> [WHAT YOU NEED TO DO] Write out the whole listing, matching it exactly.

> [DATASET ROWS]
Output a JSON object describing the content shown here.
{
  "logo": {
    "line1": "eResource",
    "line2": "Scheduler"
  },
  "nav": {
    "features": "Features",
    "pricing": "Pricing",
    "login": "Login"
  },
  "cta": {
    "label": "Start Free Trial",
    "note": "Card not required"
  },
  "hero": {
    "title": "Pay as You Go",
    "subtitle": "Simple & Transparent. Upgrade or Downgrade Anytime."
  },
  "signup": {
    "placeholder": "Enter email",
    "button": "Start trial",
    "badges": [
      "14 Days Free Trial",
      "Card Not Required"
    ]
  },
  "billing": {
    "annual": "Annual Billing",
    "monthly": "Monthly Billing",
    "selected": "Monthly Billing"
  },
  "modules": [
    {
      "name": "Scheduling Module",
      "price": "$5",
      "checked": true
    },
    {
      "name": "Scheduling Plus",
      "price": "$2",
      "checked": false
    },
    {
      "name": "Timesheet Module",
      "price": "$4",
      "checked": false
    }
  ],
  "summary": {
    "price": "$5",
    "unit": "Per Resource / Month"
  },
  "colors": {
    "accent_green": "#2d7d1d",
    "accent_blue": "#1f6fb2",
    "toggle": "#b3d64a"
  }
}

> [REPLY]
Output a JSON object describing the content shown here.
{
  "logo": {
    "line1": "eResource",
    "line2": "Scheduler"
  },
  "nav": {
    "features": "Features",
    "pricing": "Pricing",
    "login": "Login"
  },
  "cta": {
    "label": "Start Free Trial",
    "note": "Card not required"
  },
  "hero": {
    "title": "Pay as You Go",
    "subtitle": "Simple & Transparent. Upgrade or Downgrade Anytime."
  },
  "signup": {
    "placeholder": "Enter email",
    "button": "Start trial",
    "badges": [
      "14 Days Free Trial",
      "Card Not Required"
    ]
  },
  "billing": {
    "annual": "Annual Billing",
    "monthly": "Monthly Billing",
    "selected": "Monthly Billing"
  },
  "modules": [
    {
      "name": "Scheduling Module",
      "price": "$5",
      "checked": true
    },
    {
      "name": "Scheduling Plus",
      "price": "$2",
      "checked": false
    },
    {
      "name": "Timesheet Module",
      "price": "$4",
      "checked": false
    }
  ],
  "summary": {
    "price": "$5",
    "unit": "Per Resource / Month"
  },
  "colors": {
    "accent_green": "#2d7d1d",
    "accent_blue": "#1f6fb2",
    "toggle": "#b3d64a"
  }
}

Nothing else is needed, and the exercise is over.